Read the lines that follow and pick out every one containing the word "Zähler".

**DATA FOR THIS EXERCISE**.
--------------------------------

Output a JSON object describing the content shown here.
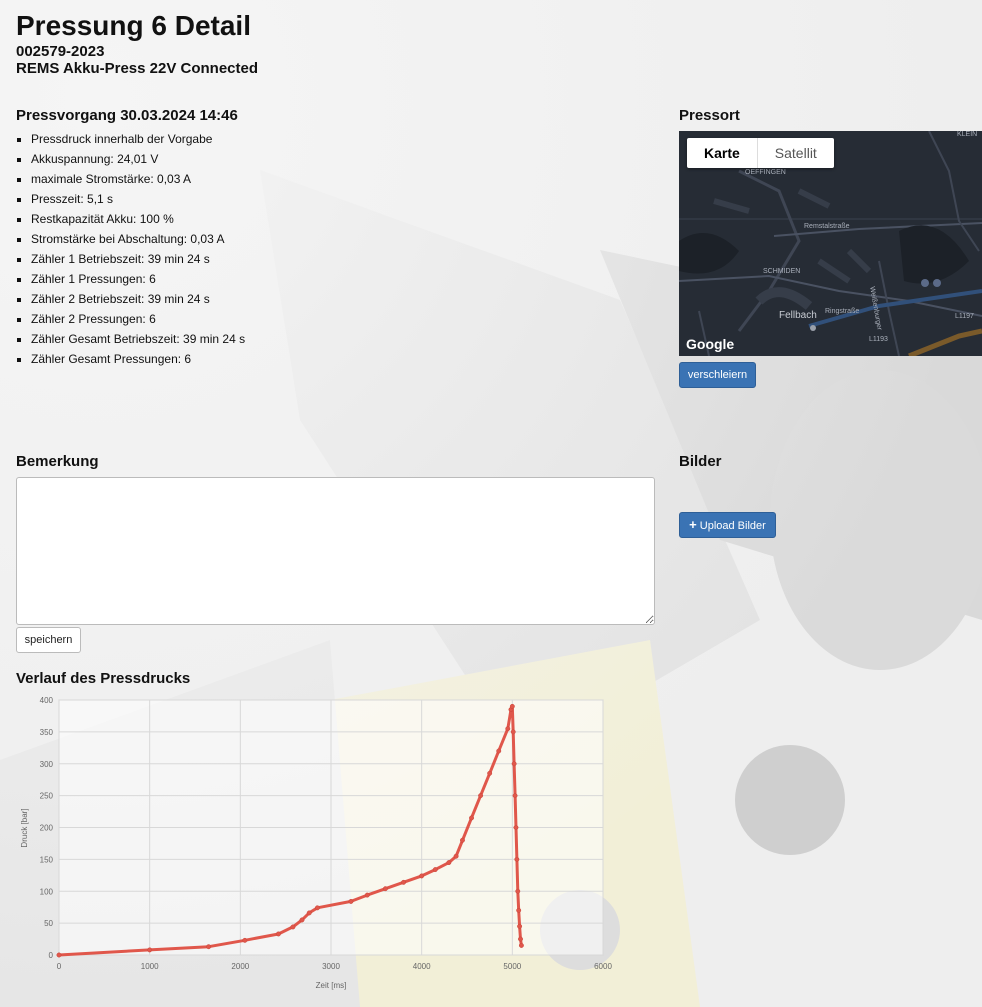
{
  "header": {
    "title": "Pressung 6 Detail",
    "order_number": "002579-2023",
    "device": "REMS Akku-Press 22V Connected"
  },
  "press_process": {
    "title": "Pressvorgang 30.03.2024 14:46",
    "items": [
      "Pressdruck innerhalb der Vorgabe",
      "Akkuspannung: 24,01 V",
      "maximale Stromstärke: 0,03 A",
      "Presszeit: 5,1 s",
      "Restkapazität Akku: 100 %",
      "Stromstärke bei Abschaltung: 0,03 A",
      "Zähler 1 Betriebszeit: 39 min 24 s",
      "Zähler 1 Pressungen: 6",
      "Zähler 2 Betriebszeit: 39 min 24 s",
      "Zähler 2 Pressungen: 6",
      "Zähler Gesamt Betriebszeit: 39 min 24 s",
      "Zähler Gesamt Pressungen: 6"
    ]
  },
  "location": {
    "title": "Pressort",
    "map_tabs": [
      "Karte",
      "Satellit"
    ],
    "active_tab": "Karte",
    "map_labels": [
      "OEFFINGEN",
      "Remstalstraße",
      "SCHMIDEN",
      "Fellbach",
      "Ringstraße",
      "Weißenburger",
      "L1193",
      "L1197",
      "KLEIN"
    ],
    "logo": "Google",
    "obscure_button": "verschleiern"
  },
  "remark": {
    "title": "Bemerkung",
    "value": "",
    "save_button": "speichern"
  },
  "images": {
    "title": "Bilder",
    "upload_button": "Upload Bilder"
  },
  "colors": {
    "primary_button": "#3a73b4",
    "series_line": "#e0574b",
    "map_bg": "#242a33"
  },
  "chart_title": "Verlauf des Pressdrucks",
  "chart_data": {
    "type": "line",
    "xlabel": "Zeit [ms]",
    "ylabel": "Druck [bar]",
    "xlim": [
      0,
      6000
    ],
    "ylim": [
      0,
      400
    ],
    "xticks": [
      0,
      1000,
      2000,
      3000,
      4000,
      5000,
      6000
    ],
    "yticks": [
      0,
      50,
      100,
      150,
      200,
      250,
      300,
      350,
      400
    ],
    "grid": true,
    "series": [
      {
        "x": [
          0,
          1000,
          1650,
          2050,
          2420,
          2580,
          2680,
          2760,
          2850,
          3220,
          3400,
          3600,
          3800,
          4000,
          4150,
          4300,
          4380,
          4450,
          4550,
          4650,
          4750,
          4850,
          4950,
          4985,
          5000,
          5010,
          5020,
          5030,
          5040,
          5050,
          5060,
          5070,
          5080,
          5090,
          5100
        ],
        "y": [
          0,
          8,
          13,
          23,
          33,
          44,
          55,
          66,
          74,
          84,
          94,
          104,
          114,
          124,
          134,
          145,
          155,
          180,
          215,
          250,
          285,
          320,
          355,
          385,
          390,
          350,
          300,
          250,
          200,
          150,
          100,
          70,
          45,
          25,
          15
        ]
      }
    ]
  }
}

--------------------------------

**EXERCISE OUTPUT**.
      "Zähler 1 Betriebszeit: 39 min 24 s",
      "Zähler 1 Pressungen: 6",
      "Zähler 2 Betriebszeit: 39 min 24 s",
      "Zähler 2 Pressungen: 6",
      "Zähler Gesamt Betriebszeit: 39 min 24 s",
      "Zähler Gesamt Pressungen: 6"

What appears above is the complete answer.